Available data:
+ + + + +

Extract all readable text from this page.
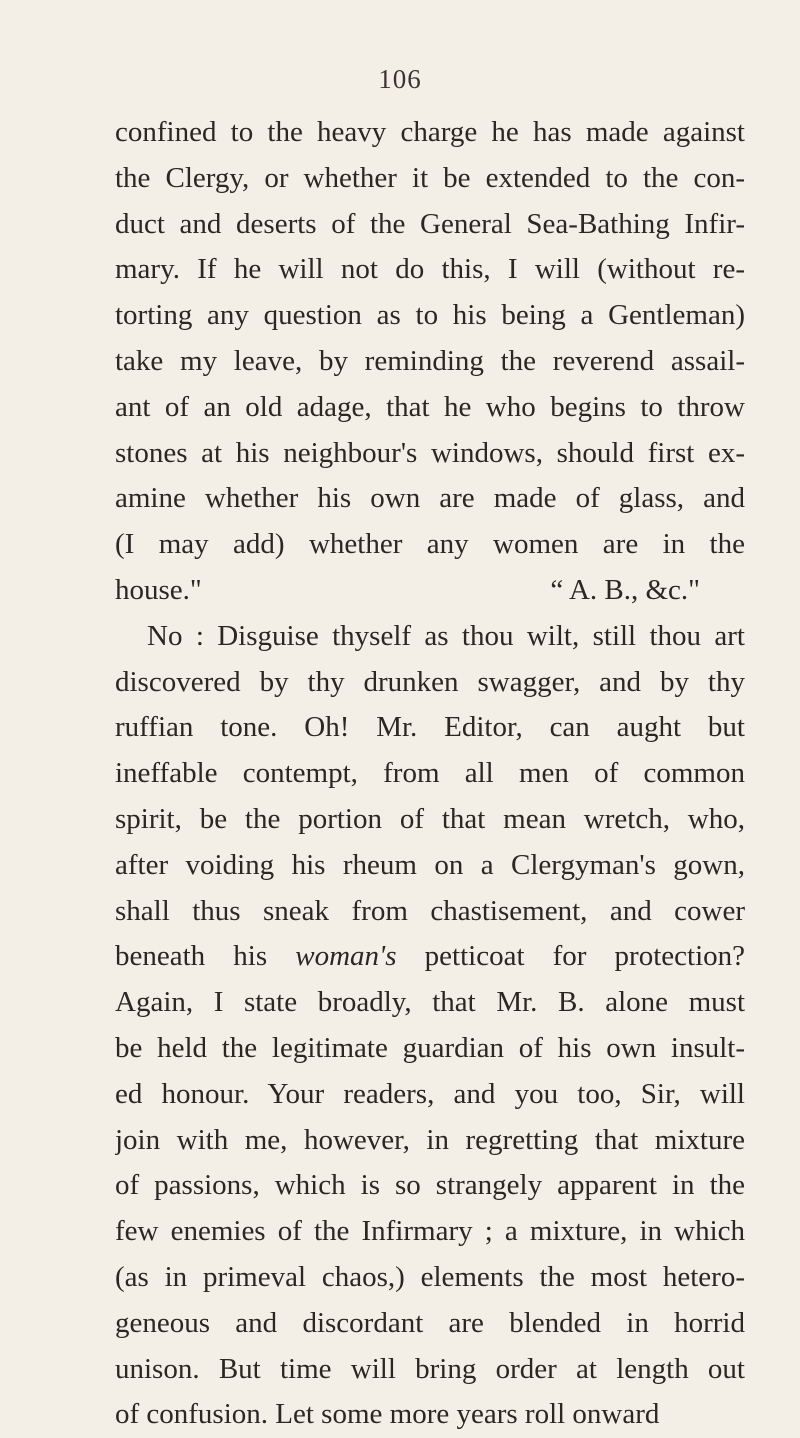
106
confined to the heavy charge he has made against
the Clergy, or whether it be extended to the con-
duct and deserts of the General Sea-Bathing Infir-
mary. If he will not do this, I will (without re-
torting any question as to his being a Gentleman)
take my leave, by reminding the reverend assail-
ant of an old adage, that he who begins to throw
stones at his neighbour's windows, should first ex-
amine whether his own are made of glass, and
(I may add) whether any women are in the
house."	“ A. B., &c."
No : Disguise thyself as thou wilt, still thou art
discovered by thy drunken swagger, and by thy
ruffian tone. Oh! Mr. Editor, can aught but
ineffable contempt, from all men of common
spirit, be the portion of that mean wretch, who,
after voiding his rheum on a Clergyman's gown,
shall thus sneak from chastisement, and cower
beneath his woman's petticoat for protection?
Again, I state broadly, that Mr. B. alone must
be held the legitimate guardian of his own insult-
ed honour. Your readers, and you too, Sir, will
join with me, however, in regretting that mixture
of passions, which is so strangely apparent in the
few enemies of the Infirmary ; a mixture, in which
(as in primeval chaos,) elements the most hetero-
geneous and discordant are blended in horrid
unison. But time will bring order at length out
of confusion. Let some more years roll onward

+ + + + +

Aim: Lines containing the string "mixture" are to be selected and copied.

Complete response:
join with me, however, in regretting that mixture
few enemies of the Infirmary ; a mixture, in which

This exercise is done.